**Stated goal:**
Make an exact copy of the entries below with the pictures removed.

**Records provided:**
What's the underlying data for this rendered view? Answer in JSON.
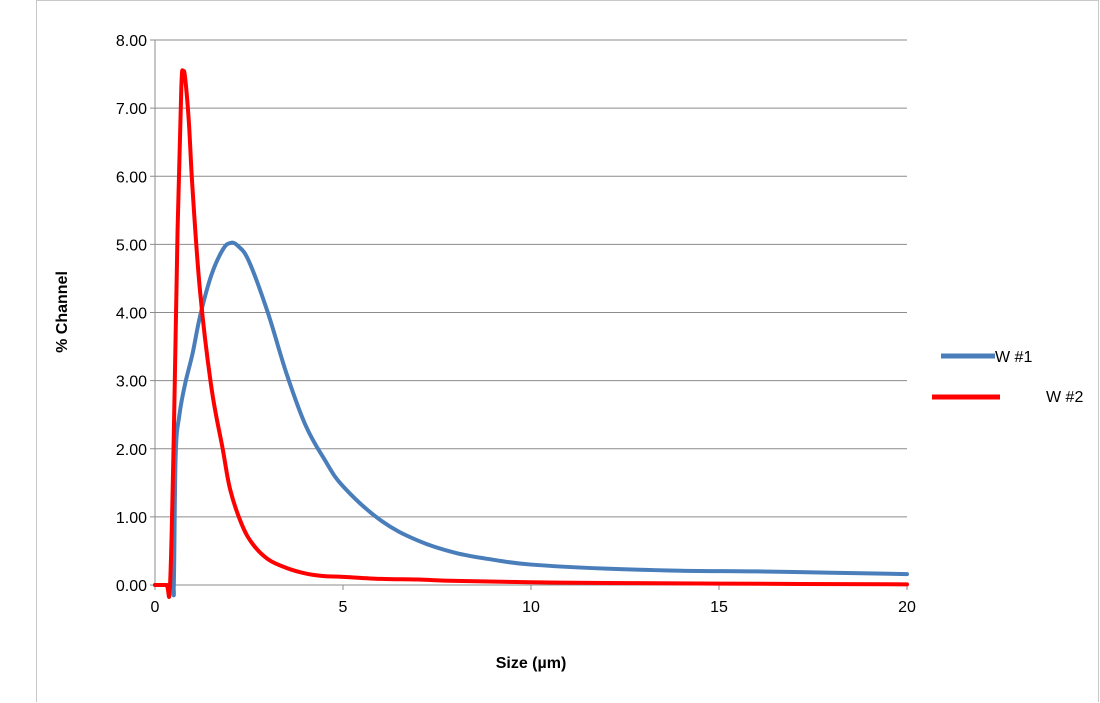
{
  "chart_data": {
    "type": "line",
    "title": "",
    "xlabel": "Size (µm)",
    "ylabel": "% Channel",
    "xlim": [
      0,
      20
    ],
    "ylim": [
      0,
      8
    ],
    "x_ticks": [
      "0",
      "5",
      "10",
      "15",
      "20"
    ],
    "y_ticks": [
      "0.00",
      "1.00",
      "2.00",
      "3.00",
      "4.00",
      "5.00",
      "6.00",
      "7.00",
      "8.00"
    ],
    "grid": "horizontal",
    "legend_position": "right",
    "series": [
      {
        "name": "W #1",
        "color": "#4a7ebb",
        "x": [
          0.0,
          0.45,
          0.5,
          0.55,
          0.65,
          0.8,
          1.0,
          1.2,
          1.5,
          1.8,
          2.0,
          2.2,
          2.5,
          3.0,
          3.5,
          4.0,
          4.5,
          5.0,
          6.0,
          7.0,
          8.0,
          9.0,
          10.0,
          12.0,
          14.0,
          16.0,
          18.0,
          20.0
        ],
        "y": [
          0.0,
          0.0,
          0.0,
          1.9,
          2.5,
          2.95,
          3.4,
          3.95,
          4.55,
          4.92,
          5.02,
          4.98,
          4.75,
          4.0,
          3.1,
          2.35,
          1.85,
          1.45,
          0.95,
          0.65,
          0.47,
          0.37,
          0.3,
          0.24,
          0.21,
          0.2,
          0.18,
          0.16
        ]
      },
      {
        "name": "W #2",
        "color": "#ff0000",
        "x": [
          0.0,
          0.3,
          0.4,
          0.5,
          0.6,
          0.7,
          0.75,
          0.8,
          0.9,
          1.0,
          1.2,
          1.5,
          1.8,
          2.0,
          2.3,
          2.6,
          3.0,
          3.5,
          4.0,
          4.5,
          5.0,
          6.0,
          7.0,
          8.0,
          10.0,
          12.0,
          15.0,
          20.0
        ],
        "y": [
          0.0,
          0.0,
          0.0,
          2.2,
          5.2,
          7.3,
          7.52,
          7.45,
          6.8,
          5.8,
          4.3,
          2.9,
          2.0,
          1.4,
          0.9,
          0.6,
          0.38,
          0.25,
          0.17,
          0.13,
          0.12,
          0.09,
          0.08,
          0.06,
          0.04,
          0.03,
          0.02,
          0.01
        ]
      }
    ]
  }
}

**Finished task:**
What's the underlying data for this rendered view? Answer in JSON.
{
  "chart_data": {
    "type": "line",
    "title": "",
    "xlabel": "Size (µm)",
    "ylabel": "% Channel",
    "xlim": [
      0,
      20
    ],
    "ylim": [
      0,
      8
    ],
    "x_ticks": [
      "0",
      "5",
      "10",
      "15",
      "20"
    ],
    "y_ticks": [
      "0.00",
      "1.00",
      "2.00",
      "3.00",
      "4.00",
      "5.00",
      "6.00",
      "7.00",
      "8.00"
    ],
    "grid": "horizontal",
    "legend_position": "right",
    "series": [
      {
        "name": "W #1",
        "color": "#4a7ebb",
        "x": [
          0.0,
          0.45,
          0.5,
          0.55,
          0.65,
          0.8,
          1.0,
          1.2,
          1.5,
          1.8,
          2.0,
          2.2,
          2.5,
          3.0,
          3.5,
          4.0,
          4.5,
          5.0,
          6.0,
          7.0,
          8.0,
          9.0,
          10.0,
          12.0,
          14.0,
          16.0,
          18.0,
          20.0
        ],
        "y": [
          0.0,
          0.0,
          0.0,
          1.9,
          2.5,
          2.95,
          3.4,
          3.95,
          4.55,
          4.92,
          5.02,
          4.98,
          4.75,
          4.0,
          3.1,
          2.35,
          1.85,
          1.45,
          0.95,
          0.65,
          0.47,
          0.37,
          0.3,
          0.24,
          0.21,
          0.2,
          0.18,
          0.16
        ]
      },
      {
        "name": "W #2",
        "color": "#ff0000",
        "x": [
          0.0,
          0.3,
          0.4,
          0.5,
          0.6,
          0.7,
          0.75,
          0.8,
          0.9,
          1.0,
          1.2,
          1.5,
          1.8,
          2.0,
          2.3,
          2.6,
          3.0,
          3.5,
          4.0,
          4.5,
          5.0,
          6.0,
          7.0,
          8.0,
          10.0,
          12.0,
          15.0,
          20.0
        ],
        "y": [
          0.0,
          0.0,
          0.0,
          2.2,
          5.2,
          7.3,
          7.52,
          7.45,
          6.8,
          5.8,
          4.3,
          2.9,
          2.0,
          1.4,
          0.9,
          0.6,
          0.38,
          0.25,
          0.17,
          0.13,
          0.12,
          0.09,
          0.08,
          0.06,
          0.04,
          0.03,
          0.02,
          0.01
        ]
      }
    ]
  }
}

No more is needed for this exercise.